* **Supplied passage**:
First, the relinquishment of the right must have been voluntary in the sense that it was the product of a free and deliberate choice rather than intimidation, coercion, or deception. Second, the waiver must have been made with a full awareness of both the nature of the right being abandoned and the consequences of the decision to abandon it. Only if the totality of the circumstances surrounding the interrogation reveal[s] both an uncoerced choice and the requisite level of comprehension may a court properly conclude that the Miranda rights have been waived.
Moran v. Burbine, 475 U.S. 412, 421 (1986) (quotation marks and citation omitted).

1. The Statements On April 4, 2015

The Defendant's motion refers, although makes only passing argument with respect to, his statements in the ambulance to TFO Gardner on April 4th. It is undisputed that Defendant had been arrested at that point and had not yet been furnished his Miranda rights. Thus, Defendant appears to request that his non-Mirandized statements in the ambulance be suppressed.

* **Supplied data**:
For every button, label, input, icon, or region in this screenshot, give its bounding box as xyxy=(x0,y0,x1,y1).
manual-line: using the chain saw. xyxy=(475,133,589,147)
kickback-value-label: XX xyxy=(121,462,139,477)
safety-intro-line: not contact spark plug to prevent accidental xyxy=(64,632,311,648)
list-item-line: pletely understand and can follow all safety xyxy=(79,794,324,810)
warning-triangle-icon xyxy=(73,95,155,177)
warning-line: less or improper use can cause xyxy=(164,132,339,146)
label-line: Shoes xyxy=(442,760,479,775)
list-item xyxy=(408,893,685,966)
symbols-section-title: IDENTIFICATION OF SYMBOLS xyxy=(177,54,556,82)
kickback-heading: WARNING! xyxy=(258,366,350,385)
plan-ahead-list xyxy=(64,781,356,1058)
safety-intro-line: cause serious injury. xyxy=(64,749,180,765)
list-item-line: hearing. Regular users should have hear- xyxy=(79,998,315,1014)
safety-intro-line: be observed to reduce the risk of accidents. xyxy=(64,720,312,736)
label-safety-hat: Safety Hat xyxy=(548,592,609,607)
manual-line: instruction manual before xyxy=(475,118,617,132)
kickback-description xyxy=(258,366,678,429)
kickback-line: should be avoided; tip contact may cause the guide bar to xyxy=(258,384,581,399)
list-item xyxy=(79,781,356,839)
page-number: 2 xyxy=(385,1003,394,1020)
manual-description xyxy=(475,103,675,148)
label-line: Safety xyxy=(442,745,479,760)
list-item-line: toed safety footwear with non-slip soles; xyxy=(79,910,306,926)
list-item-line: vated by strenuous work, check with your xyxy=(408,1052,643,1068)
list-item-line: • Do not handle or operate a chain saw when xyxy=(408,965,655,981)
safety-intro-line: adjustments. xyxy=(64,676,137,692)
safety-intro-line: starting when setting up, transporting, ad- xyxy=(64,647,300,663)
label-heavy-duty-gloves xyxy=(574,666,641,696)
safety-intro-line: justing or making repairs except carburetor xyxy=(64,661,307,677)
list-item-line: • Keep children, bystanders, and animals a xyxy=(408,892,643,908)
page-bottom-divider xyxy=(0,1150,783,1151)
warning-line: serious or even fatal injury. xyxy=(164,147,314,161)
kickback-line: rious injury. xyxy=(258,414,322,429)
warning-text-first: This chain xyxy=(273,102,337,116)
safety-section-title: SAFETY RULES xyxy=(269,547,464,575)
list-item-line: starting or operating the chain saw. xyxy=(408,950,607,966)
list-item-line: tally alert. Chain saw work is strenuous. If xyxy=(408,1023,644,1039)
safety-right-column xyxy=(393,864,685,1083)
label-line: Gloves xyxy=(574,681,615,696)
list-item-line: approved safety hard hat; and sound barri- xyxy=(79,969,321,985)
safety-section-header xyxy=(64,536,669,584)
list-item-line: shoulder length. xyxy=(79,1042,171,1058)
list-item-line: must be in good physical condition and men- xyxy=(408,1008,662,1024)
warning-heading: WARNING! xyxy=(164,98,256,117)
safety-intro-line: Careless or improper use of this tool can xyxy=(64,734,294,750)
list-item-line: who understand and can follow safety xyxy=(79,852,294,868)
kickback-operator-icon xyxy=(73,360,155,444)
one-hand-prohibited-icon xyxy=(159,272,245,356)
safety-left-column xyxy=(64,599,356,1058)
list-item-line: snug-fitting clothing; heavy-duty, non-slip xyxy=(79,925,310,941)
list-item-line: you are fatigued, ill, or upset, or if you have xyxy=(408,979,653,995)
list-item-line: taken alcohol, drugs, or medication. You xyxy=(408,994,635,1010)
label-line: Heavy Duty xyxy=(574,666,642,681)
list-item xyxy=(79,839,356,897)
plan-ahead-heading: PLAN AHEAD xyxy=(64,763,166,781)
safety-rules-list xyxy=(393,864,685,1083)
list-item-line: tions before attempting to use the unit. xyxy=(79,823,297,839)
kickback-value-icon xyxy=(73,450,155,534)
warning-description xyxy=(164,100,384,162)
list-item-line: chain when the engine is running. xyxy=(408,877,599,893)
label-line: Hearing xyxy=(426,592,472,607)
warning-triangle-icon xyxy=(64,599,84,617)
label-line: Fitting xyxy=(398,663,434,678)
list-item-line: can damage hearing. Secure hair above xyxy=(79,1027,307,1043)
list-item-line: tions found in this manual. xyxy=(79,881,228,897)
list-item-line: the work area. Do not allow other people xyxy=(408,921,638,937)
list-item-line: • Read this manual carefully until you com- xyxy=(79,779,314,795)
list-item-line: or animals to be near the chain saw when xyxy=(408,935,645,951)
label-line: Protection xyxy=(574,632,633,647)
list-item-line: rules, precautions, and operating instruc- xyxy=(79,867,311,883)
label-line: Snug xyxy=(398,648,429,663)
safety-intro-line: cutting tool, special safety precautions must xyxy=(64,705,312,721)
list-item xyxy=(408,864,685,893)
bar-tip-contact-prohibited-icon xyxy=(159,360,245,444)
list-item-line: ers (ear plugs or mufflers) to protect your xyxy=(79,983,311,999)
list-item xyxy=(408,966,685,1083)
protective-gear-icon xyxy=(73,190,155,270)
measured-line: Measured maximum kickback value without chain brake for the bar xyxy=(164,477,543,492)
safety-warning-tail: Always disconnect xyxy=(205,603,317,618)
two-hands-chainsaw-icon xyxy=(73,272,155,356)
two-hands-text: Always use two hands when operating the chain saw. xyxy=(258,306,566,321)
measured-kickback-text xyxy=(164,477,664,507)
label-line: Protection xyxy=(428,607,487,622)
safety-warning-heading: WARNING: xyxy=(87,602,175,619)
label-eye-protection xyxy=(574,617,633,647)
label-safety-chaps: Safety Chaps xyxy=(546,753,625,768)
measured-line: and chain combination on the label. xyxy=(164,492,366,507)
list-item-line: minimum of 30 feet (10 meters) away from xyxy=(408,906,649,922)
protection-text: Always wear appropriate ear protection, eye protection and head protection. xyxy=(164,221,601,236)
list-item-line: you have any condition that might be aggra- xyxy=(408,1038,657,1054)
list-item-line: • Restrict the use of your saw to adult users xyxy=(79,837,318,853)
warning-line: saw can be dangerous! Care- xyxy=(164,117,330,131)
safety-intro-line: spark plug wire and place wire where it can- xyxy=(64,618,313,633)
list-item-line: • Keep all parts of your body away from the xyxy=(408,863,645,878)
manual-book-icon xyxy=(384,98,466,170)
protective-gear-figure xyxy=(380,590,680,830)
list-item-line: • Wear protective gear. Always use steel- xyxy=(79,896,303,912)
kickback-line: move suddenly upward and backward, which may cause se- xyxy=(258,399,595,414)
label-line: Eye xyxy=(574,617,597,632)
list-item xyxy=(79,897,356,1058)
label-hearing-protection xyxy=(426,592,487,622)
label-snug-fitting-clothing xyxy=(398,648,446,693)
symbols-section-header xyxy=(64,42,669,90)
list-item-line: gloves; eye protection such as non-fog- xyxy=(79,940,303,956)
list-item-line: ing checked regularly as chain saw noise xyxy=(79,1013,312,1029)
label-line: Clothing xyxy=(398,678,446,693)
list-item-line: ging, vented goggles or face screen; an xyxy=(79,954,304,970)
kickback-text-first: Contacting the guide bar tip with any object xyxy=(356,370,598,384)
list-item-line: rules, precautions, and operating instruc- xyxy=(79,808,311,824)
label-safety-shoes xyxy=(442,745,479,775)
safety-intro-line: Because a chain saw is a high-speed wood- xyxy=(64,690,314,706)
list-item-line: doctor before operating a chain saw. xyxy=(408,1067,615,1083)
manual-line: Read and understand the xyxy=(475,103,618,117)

* **What this exercise asks**:
a – According to the Miranda passage, to whom did the Defendant make statements in the ambulance on April 4th?
b – Shorten the paragraph of the Miranda passage that begins "The Defendant's motion refers" into a brief list of its main facts.
c – Write what comes next in the Miranda passage, picking up after its last sentence.
The records come from a separate source unrelated to the text.

* **Responses to the tasks**:
a – TFO Gardner

b –
- The Defendant's motion mentions his April 4th ambulance statements to TFO Gardner but argues the point only in passing.
- He had already been arrested and had not yet received his Miranda rights.
- He appears to ask that these non-Mirandized statements be suppressed.

c –
Miranda only applies, however, to statements that result from custodial interrogation. "The term interrogation under Miranda refers not only to express questions, but also to any words or actions on the part of the police (other than those normally attendant to arrest and custody) that the police should know are reasonably likely to elicit an incriminating response from the suspect." Rhode Island v. Innis, 446 U.S. 291, 301 (1980). The Eleventh Circuit has held that "[v]oluntary and spontaneous comments by an accused, even after Miranda rights are asserted, are admissible evidence if the comments were not made in response to government questioning." Cannady v. Duggar, 931 F.2d 752, 754 (11th Cir. 1991). The Defendant bears the burden to show that he was in custody and subjected to governmental questioning. See United States v. de la Fuente, 548 F.2d 528, 533 (5th Cir.1977) ("[I]f a defendant shows that a confession was obtained while he was under custodial interrogation, the government then has the burden of proving that the defendant voluntarily waived his privilege against self-incrimination."); United States v. Peck, 17 F.Supp.3d 1345, 1353-54 (N.D.Ga. 2014) (Totenberg, J.) (gathering authority).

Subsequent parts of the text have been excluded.